▶ _Record list_:
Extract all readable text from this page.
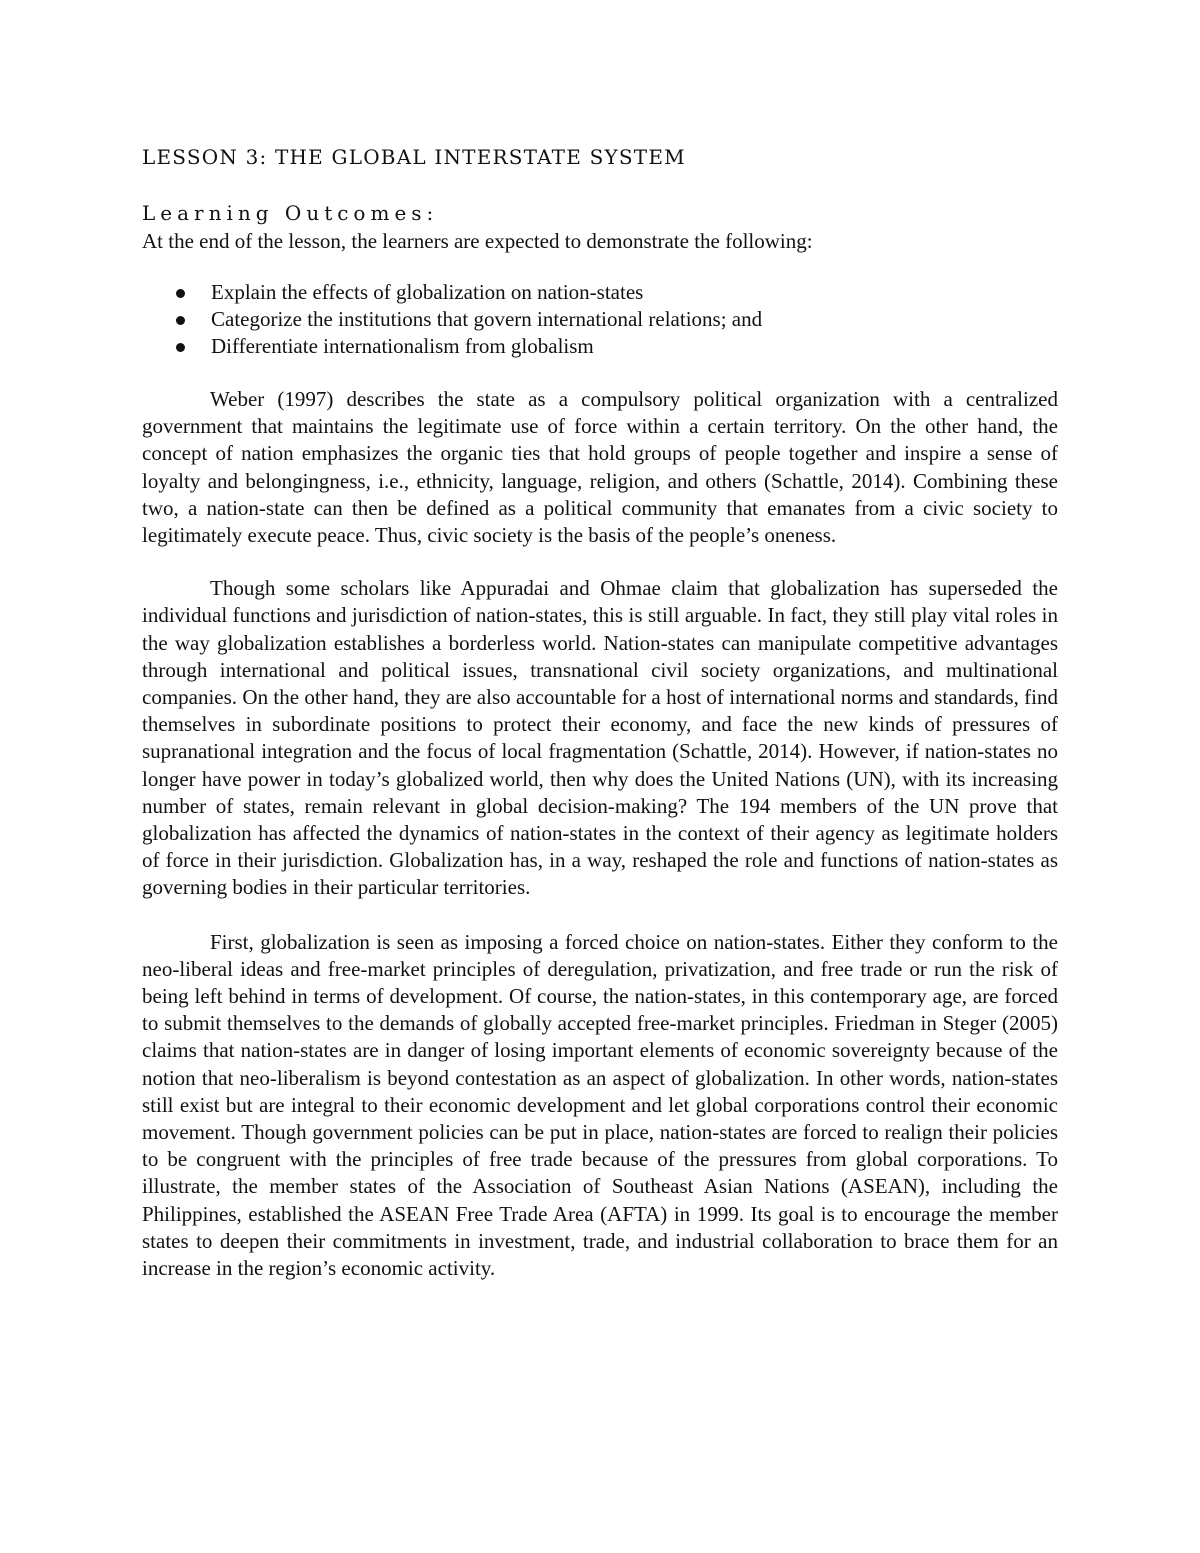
LESSON 3: THE GLOBAL INTERSTATE SYSTEM
Learning Outcomes:

At the end of the lesson, the learners are expected to demonstrate the following:

Explain the effects of globalization on nation-states
Categorize the institutions that govern international relations; and
Differentiate internationalism from globalism

Weber (1997) describes the state as a compulsory political organization with a centralized government that maintains the legitimate use of force within a certain territory. On the other hand, the concept of nation emphasizes the organic ties that hold groups of people together and inspire a sense of loyalty and belongingness, i.e., ethnicity, language, religion, and others (Schattle, 2014). Combining these two, a nation-state can then be defined as a political community that emanates from a civic society to legitimately execute peace. Thus, civic society is the basis of the people’s oneness.

Though some scholars like Appuradai and Ohmae claim that globalization has superseded the individual functions and jurisdiction of nation-states, this is still arguable. In fact, they still play vital roles in the way globalization establishes a borderless world. Nation-states can manipulate competitive advantages through international and political issues, transnational civil society organizations, and multinational companies. On the other hand, they are also accountable for a host of international norms and standards, find themselves in subordinate positions to protect their economy, and face the new kinds of pressures of supranational integration and the focus of local fragmentation (Schattle, 2014). However, if nation-states no longer have power in today’s globalized world, then why does the United Nations (UN), with its increasing number of states, remain relevant in global decision-making? The 194 members of the UN prove that globalization has affected the dynamics of nation-states in the context of their agency as legitimate holders of force in their jurisdiction. Globalization has, in a way, reshaped the role and functions of nation-states as governing bodies in their particular territories.

First, globalization is seen as imposing a forced choice on nation-states. Either they conform to the neo-liberal ideas and free-market principles of deregulation, privatization, and free trade or run the risk of being left behind in terms of development. Of course, the nation-states, in this contemporary age, are forced to submit themselves to the demands of globally accepted free-market principles. Friedman in Steger (2005) claims that nation-states are in danger of losing important elements of economic sovereignty because of the notion that neo-liberalism is beyond contestation as an aspect of globalization. In other words, nation-states still exist but are integral to their economic development and let global corporations control their economic movement. Though government policies can be put in place, nation-states are forced to realign their policies to be congruent with the principles of free trade because of the pressures from global corporations. To illustrate, the member states of the Association of Southeast Asian Nations (ASEAN), including the Philippines, established the ASEAN Free Trade Area (AFTA) in 1999. Its goal is to encourage the member states to deepen their commitments in investment, trade, and industrial collaboration to brace them for an increase in the region’s economic activity.
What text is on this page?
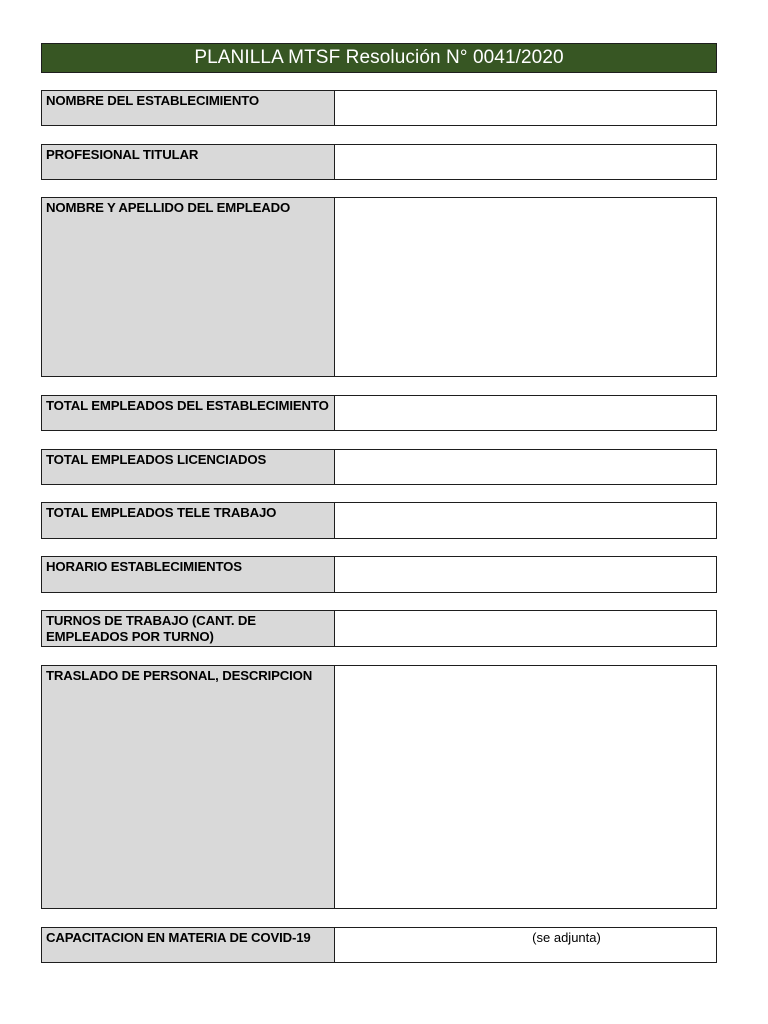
PLANILLA MTSF Resolución N° 0041/2020
NOMBRE DEL ESTABLECIMIENTO
PROFESIONAL TITULAR
NOMBRE Y APELLIDO DEL EMPLEADO
TOTAL EMPLEADOS DEL ESTABLECIMIENTO
TOTAL EMPLEADOS LICENCIADOS
TOTAL EMPLEADOS TELE TRABAJO
HORARIO ESTABLECIMIENTOS
TURNOS DE TRABAJO (CANT. DE EMPLEADOS POR TURNO)
TRASLADO DE PERSONAL, DESCRIPCION
CAPACITACION EN MATERIA DE COVID-19	(se adjunta)
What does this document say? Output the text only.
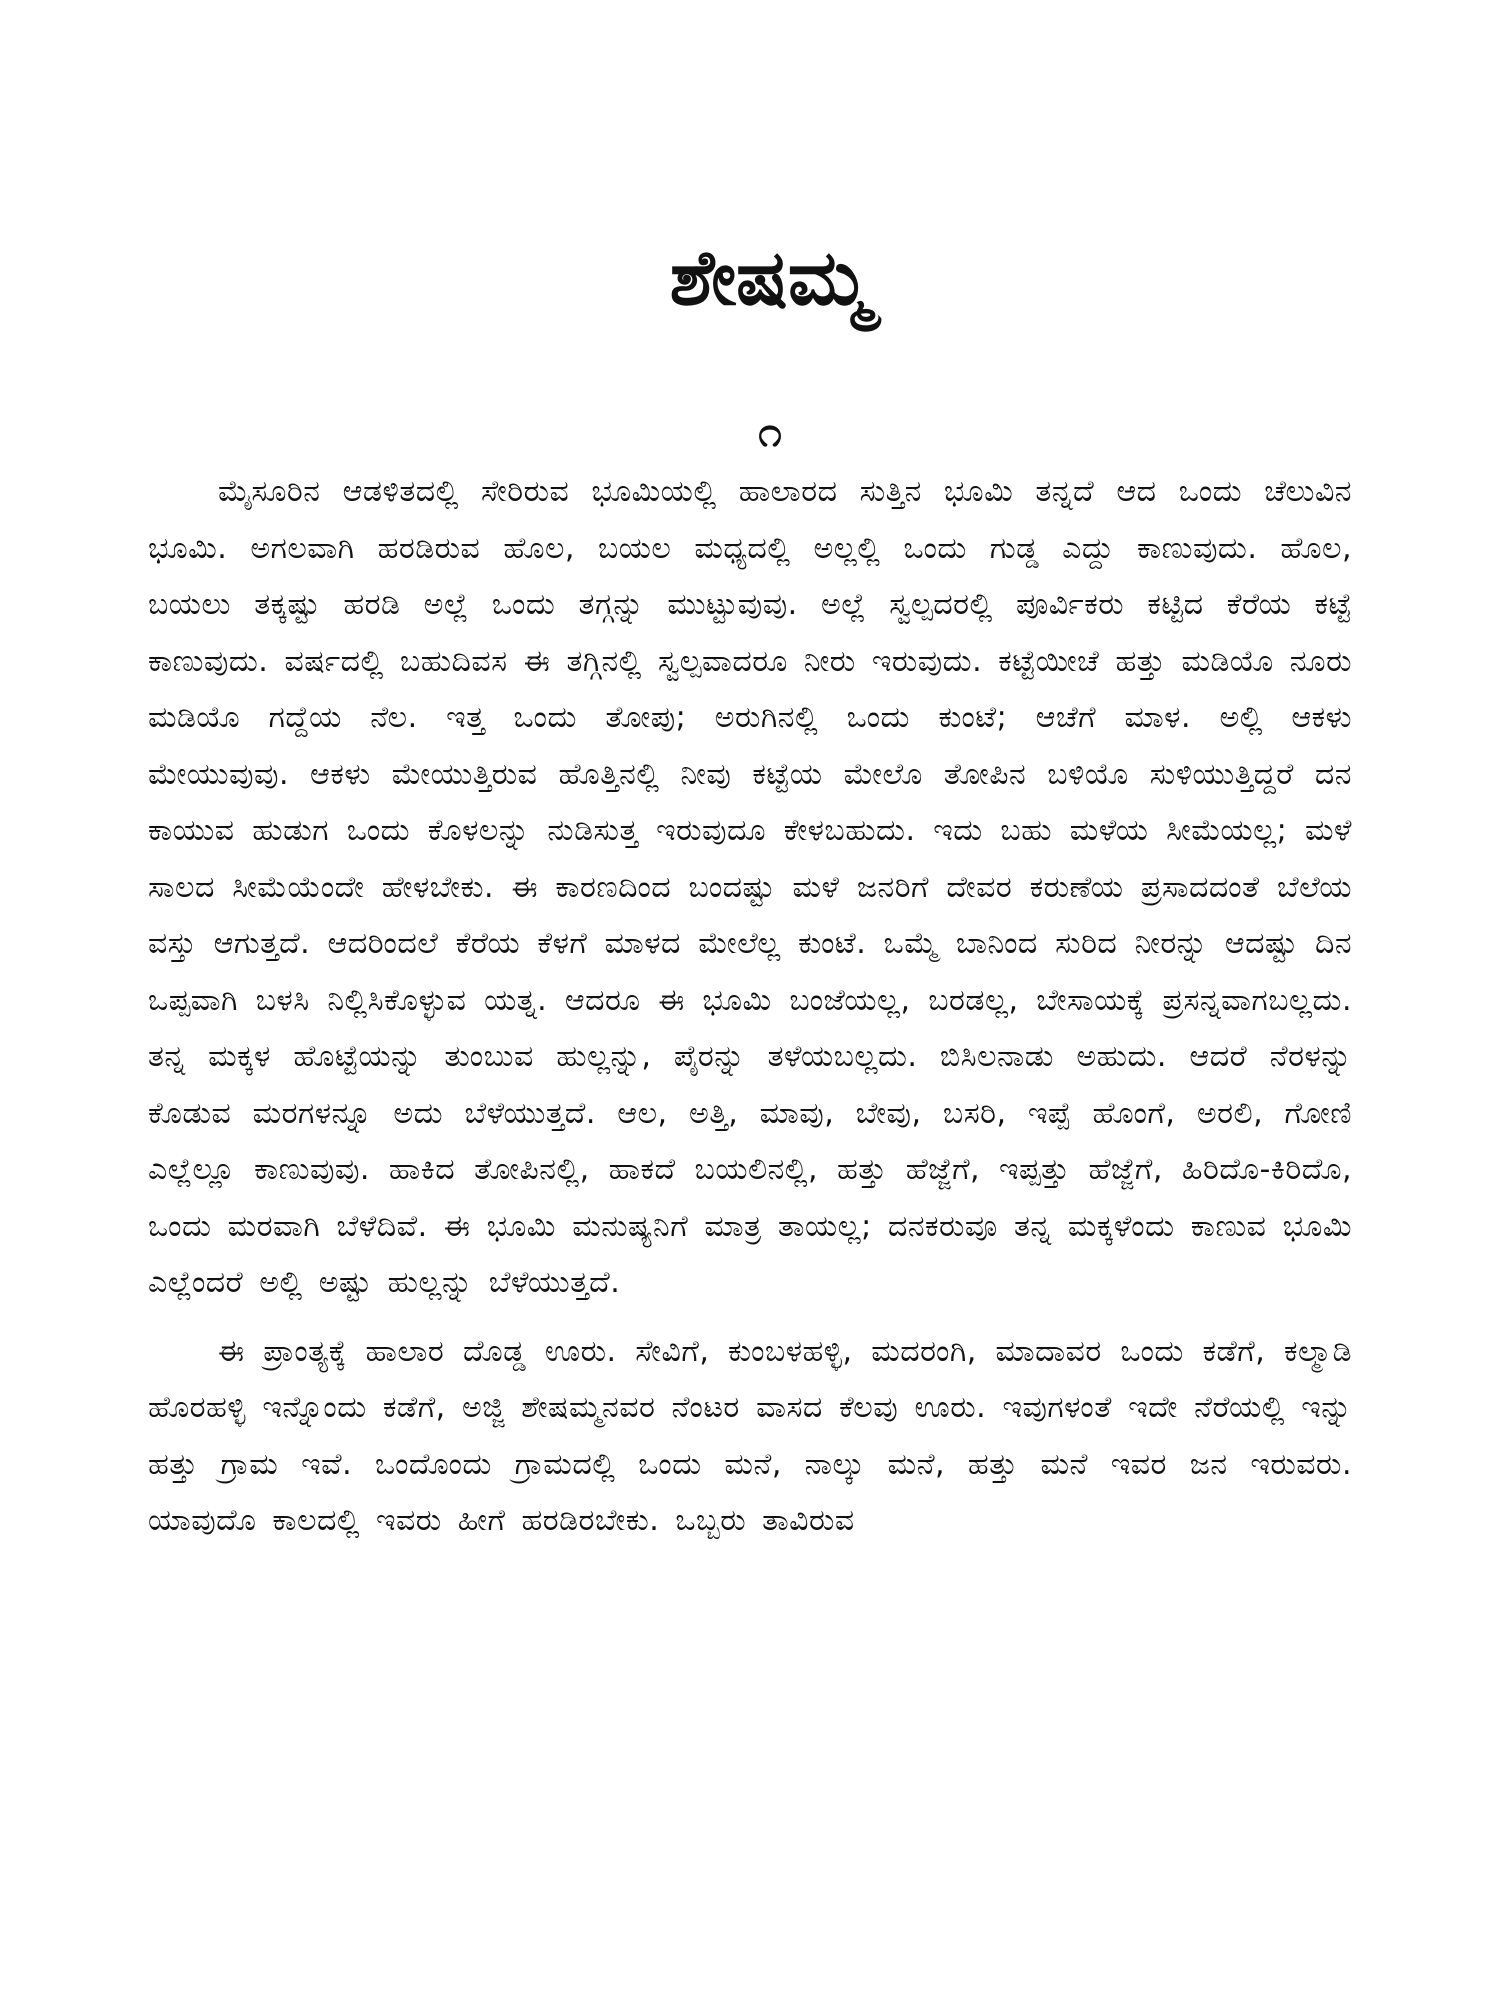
ಶೇಷಮ್ಮ
೧

ಮೈಸೂರಿನ ಆಡಳಿತದಲ್ಲಿ ಸೇರಿರುವ ಭೂಮಿಯಲ್ಲಿ ಹಾಲಾರದ ಸುತ್ತಿನ ಭೂಮಿ ತನ್ನದೆ ಆದ ಒಂದು ಚೆಲುವಿನ ಭೂಮಿ. ಅಗಲವಾಗಿ ಹರಡಿರುವ ಹೊಲ, ಬಯಲ ಮಧ್ಯದಲ್ಲಿ ಅಲ್ಲಲ್ಲಿ ಒಂದು ಗುಡ್ಡ ಎದ್ದು ಕಾಣುವುದು. ಹೊಲ, ಬಯಲು ತಕ್ಕಷ್ಟು ಹರಡಿ ಅಲ್ಲೆ ಒಂದು ತಗ್ಗನ್ನು ಮುಟ್ಟುವುವು. ಅಲ್ಲೆ ಸ್ವಲ್ಪದರಲ್ಲಿ ಪೂರ್ವಿಕರು ಕಟ್ಟಿದ ಕೆರೆಯ ಕಟ್ಟೆ ಕಾಣುವುದು. ವರ್ಷದಲ್ಲಿ ಬಹುದಿವಸ ಈ ತಗ್ಗಿನಲ್ಲಿ ಸ್ವಲ್ಪವಾದರೂ ನೀರು ಇರುವುದು. ಕಟ್ಟೆಯೀಚೆ ಹತ್ತು ಮಡಿಯೊ ನೂರು ಮಡಿಯೊ ಗದ್ದೆಯ ನೆಲ. ಇತ್ತ ಒಂದು ತೋಪು; ಅರುಗಿನಲ್ಲಿ ಒಂದು ಕುಂಟೆ; ಆಚೆಗೆ ಮಾಳ. ಅಲ್ಲಿ ಆಕಳು ಮೇಯುವುವು. ಆಕಳು ಮೇಯುತ್ತಿರುವ ಹೊತ್ತಿನಲ್ಲಿ ನೀವು ಕಟ್ಟೆಯ ಮೇಲೊ ತೋಪಿನ ಬಳಿಯೊ ಸುಳಿಯುತ್ತಿದ್ದರೆ ದನ ಕಾಯುವ ಹುಡುಗ ಒಂದು ಕೊಳಲನ್ನು ನುಡಿಸುತ್ತ ಇರುವುದೂ ಕೇಳಬಹುದು. ಇದು ಬಹು ಮಳೆಯ ಸೀಮೆಯಲ್ಲ; ಮಳೆ ಸಾಲದ ಸೀಮೆಯೆಂದೇ ಹೇಳಬೇಕು. ಈ ಕಾರಣದಿಂದ ಬಂದಷ್ಟು ಮಳೆ ಜನರಿಗೆ ದೇವರ ಕರುಣೆಯ ಪ್ರಸಾದದಂತೆ ಬೆಲೆಯ ವಸ್ತು ಆಗುತ್ತದೆ. ಆದರಿಂದಲೆ ಕೆರೆಯ ಕೆಳಗೆ ಮಾಳದ ಮೇಲೆಲ್ಲ ಕುಂಟೆ. ಒಮ್ಮೆ ಬಾನಿಂದ ಸುರಿದ ನೀರನ್ನು ಆದಷ್ಟು ದಿನ ಒಪ್ಪವಾಗಿ ಬಳಸಿ ನಿಲ್ಲಿಸಿಕೊಳ್ಳುವ ಯತ್ನ. ಆದರೂ ಈ ಭೂಮಿ ಬಂಜೆಯಲ್ಲ, ಬರಡಲ್ಲ, ಬೇಸಾಯಕ್ಕೆ ಪ್ರಸನ್ನವಾಗಬಲ್ಲದು. ತನ್ನ ಮಕ್ಕಳ ಹೊಟ್ಟೆಯನ್ನು ತುಂಬುವ ಹುಲ್ಲನ್ನು, ಪೈರನ್ನು ತಳೆಯಬಲ್ಲದು. ಬಿಸಿಲನಾಡು ಅಹುದು. ಆದರೆ ನೆರಳನ್ನು ಕೊಡುವ ಮರಗಳನ್ನೂ ಅದು ಬೆಳೆಯುತ್ತದೆ. ಆಲ, ಅತ್ತಿ, ಮಾವು, ಬೇವು, ಬಸರಿ, ಇಪ್ಪೆ ಹೊಂಗೆ, ಅರಲಿ, ಗೋಣಿ ಎಲ್ಲೆಲ್ಲೂ ಕಾಣುವುವು. ಹಾಕಿದ ತೋಪಿನಲ್ಲಿ, ಹಾಕದೆ ಬಯಲಿನಲ್ಲಿ, ಹತ್ತು ಹೆಜ್ಜೆಗೆ, ಇಪ್ಪತ್ತು ಹೆಜ್ಜೆಗೆ, ಹಿರಿದೊ-ಕಿರಿದೊ, ಒಂದು ಮರವಾಗಿ ಬೆಳೆದಿವೆ. ಈ ಭೂಮಿ ಮನುಷ್ಯನಿಗೆ ಮಾತ್ರ ತಾಯಲ್ಲ; ದನಕರುವೂ ತನ್ನ ಮಕ್ಕಳೆಂದು ಕಾಣುವ ಭೂಮಿ ಎಲ್ಲೆಂದರೆ ಅಲ್ಲಿ ಅಷ್ಟು ಹುಲ್ಲನ್ನು ಬೆಳೆಯುತ್ತದೆ.

ಈ ಪ್ರಾಂತ್ಯಕ್ಕೆ ಹಾಲಾರ ದೊಡ್ಡ ಊರು. ಸೇವಿಗೆ, ಕುಂಬಳಹಳ್ಳಿ, ಮದರಂಗಿ, ಮಾದಾವರ ಒಂದು ಕಡೆಗೆ, ಕಲ್ಮಾಡಿ ಹೊರಹಳ್ಳಿ ಇನ್ನೊಂದು ಕಡೆಗೆ, ಅಜ್ಜಿ ಶೇಷಮ್ಮನವರ ನೆಂಟರ ವಾಸದ ಕೆಲವು ಊರು. ಇವುಗಳಂತೆ ಇದೇ ನೆರೆಯಲ್ಲಿ ಇನ್ನು ಹತ್ತು ಗ್ರಾಮ ಇವೆ. ಒಂದೊಂದು ಗ್ರಾಮದಲ್ಲಿ ಒಂದು ಮನೆ, ನಾಲ್ಕು ಮನೆ, ಹತ್ತು ಮನೆ ಇವರ ಜನ ಇರುವರು. ಯಾವುದೊ ಕಾಲದಲ್ಲಿ ಇವರು ಹೀಗೆ ಹರಡಿರಬೇಕು. ಒಬ್ಬರು ತಾವಿರುವ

▶ _Aim of the exercise_:
Look above for the line containing "What does this"; output that line and all lines after it through the last one exactly, without the pictures.

▶ _Answer to this task_:
What does this document say? Output the text only.
ಶೇಷಮ್ಮ
೧

ಮೈಸೂರಿನ ಆಡಳಿತದಲ್ಲಿ ಸೇರಿರುವ ಭೂಮಿಯಲ್ಲಿ ಹಾಲಾರದ ಸುತ್ತಿನ ಭೂಮಿ ತನ್ನದೆ ಆದ ಒಂದು ಚೆಲುವಿನ ಭೂಮಿ. ಅಗಲವಾಗಿ ಹರಡಿರುವ ಹೊಲ, ಬಯಲ ಮಧ್ಯದಲ್ಲಿ ಅಲ್ಲಲ್ಲಿ ಒಂದು ಗುಡ್ಡ ಎದ್ದು ಕಾಣುವುದು. ಹೊಲ, ಬಯಲು ತಕ್ಕಷ್ಟು ಹರಡಿ ಅಲ್ಲೆ ಒಂದು ತಗ್ಗನ್ನು ಮುಟ್ಟುವುವು. ಅಲ್ಲೆ ಸ್ವಲ್ಪದರಲ್ಲಿ ಪೂರ್ವಿಕರು ಕಟ್ಟಿದ ಕೆರೆಯ ಕಟ್ಟೆ ಕಾಣುವುದು. ವರ್ಷದಲ್ಲಿ ಬಹುದಿವಸ ಈ ತಗ್ಗಿನಲ್ಲಿ ಸ್ವಲ್ಪವಾದರೂ ನೀರು ಇರುವುದು. ಕಟ್ಟೆಯೀಚೆ ಹತ್ತು ಮಡಿಯೊ ನೂರು ಮಡಿಯೊ ಗದ್ದೆಯ ನೆಲ. ಇತ್ತ ಒಂದು ತೋಪು; ಅರುಗಿನಲ್ಲಿ ಒಂದು ಕುಂಟೆ; ಆಚೆಗೆ ಮಾಳ. ಅಲ್ಲಿ ಆಕಳು ಮೇಯುವುವು. ಆಕಳು ಮೇಯುತ್ತಿರುವ ಹೊತ್ತಿನಲ್ಲಿ ನೀವು ಕಟ್ಟೆಯ ಮೇಲೊ ತೋಪಿನ ಬಳಿಯೊ ಸುಳಿಯುತ್ತಿದ್ದರೆ ದನ ಕಾಯುವ ಹುಡುಗ ಒಂದು ಕೊಳಲನ್ನು ನುಡಿಸುತ್ತ ಇರುವುದೂ ಕೇಳಬಹುದು. ಇದು ಬಹು ಮಳೆಯ ಸೀಮೆಯಲ್ಲ; ಮಳೆ ಸಾಲದ ಸೀಮೆಯೆಂದೇ ಹೇಳಬೇಕು. ಈ ಕಾರಣದಿಂದ ಬಂದಷ್ಟು ಮಳೆ ಜನರಿಗೆ ದೇವರ ಕರುಣೆಯ ಪ್ರಸಾದದಂತೆ ಬೆಲೆಯ ವಸ್ತು ಆಗುತ್ತದೆ. ಆದರಿಂದಲೆ ಕೆರೆಯ ಕೆಳಗೆ ಮಾಳದ ಮೇಲೆಲ್ಲ ಕುಂಟೆ. ಒಮ್ಮೆ ಬಾನಿಂದ ಸುರಿದ ನೀರನ್ನು ಆದಷ್ಟು ದಿನ ಒಪ್ಪವಾಗಿ ಬಳಸಿ ನಿಲ್ಲಿಸಿಕೊಳ್ಳುವ ಯತ್ನ. ಆದರೂ ಈ ಭೂಮಿ ಬಂಜೆಯಲ್ಲ, ಬರಡಲ್ಲ, ಬೇಸಾಯಕ್ಕೆ ಪ್ರಸನ್ನವಾಗಬಲ್ಲದು. ತನ್ನ ಮಕ್ಕಳ ಹೊಟ್ಟೆಯನ್ನು ತುಂಬುವ ಹುಲ್ಲನ್ನು, ಪೈರನ್ನು ತಳೆಯಬಲ್ಲದು. ಬಿಸಿಲನಾಡು ಅಹುದು. ಆದರೆ ನೆರಳನ್ನು ಕೊಡುವ ಮರಗಳನ್ನೂ ಅದು ಬೆಳೆಯುತ್ತದೆ. ಆಲ, ಅತ್ತಿ, ಮಾವು, ಬೇವು, ಬಸರಿ, ಇಪ್ಪೆ ಹೊಂಗೆ, ಅರಲಿ, ಗೋಣಿ ಎಲ್ಲೆಲ್ಲೂ ಕಾಣುವುವು. ಹಾಕಿದ ತೋಪಿನಲ್ಲಿ, ಹಾಕದೆ ಬಯಲಿನಲ್ಲಿ, ಹತ್ತು ಹೆಜ್ಜೆಗೆ, ಇಪ್ಪತ್ತು ಹೆಜ್ಜೆಗೆ, ಹಿರಿದೊ-ಕಿರಿದೊ, ಒಂದು ಮರವಾಗಿ ಬೆಳೆದಿವೆ. ಈ ಭೂಮಿ ಮನುಷ್ಯನಿಗೆ ಮಾತ್ರ ತಾಯಲ್ಲ; ದನಕರುವೂ ತನ್ನ ಮಕ್ಕಳೆಂದು ಕಾಣುವ ಭೂಮಿ ಎಲ್ಲೆಂದರೆ ಅಲ್ಲಿ ಅಷ್ಟು ಹುಲ್ಲನ್ನು ಬೆಳೆಯುತ್ತದೆ.

ಈ ಪ್ರಾಂತ್ಯಕ್ಕೆ ಹಾಲಾರ ದೊಡ್ಡ ಊರು. ಸೇವಿಗೆ, ಕುಂಬಳಹಳ್ಳಿ, ಮದರಂಗಿ, ಮಾದಾವರ ಒಂದು ಕಡೆಗೆ, ಕಲ್ಮಾಡಿ ಹೊರಹಳ್ಳಿ ಇನ್ನೊಂದು ಕಡೆಗೆ, ಅಜ್ಜಿ ಶೇಷಮ್ಮನವರ ನೆಂಟರ ವಾಸದ ಕೆಲವು ಊರು. ಇವುಗಳಂತೆ ಇದೇ ನೆರೆಯಲ್ಲಿ ಇನ್ನು ಹತ್ತು ಗ್ರಾಮ ಇವೆ. ಒಂದೊಂದು ಗ್ರಾಮದಲ್ಲಿ ಒಂದು ಮನೆ, ನಾಲ್ಕು ಮನೆ, ಹತ್ತು ಮನೆ ಇವರ ಜನ ಇರುವರು. ಯಾವುದೊ ಕಾಲದಲ್ಲಿ ಇವರು ಹೀಗೆ ಹರಡಿರಬೇಕು. ಒಬ್ಬರು ತಾವಿರುವ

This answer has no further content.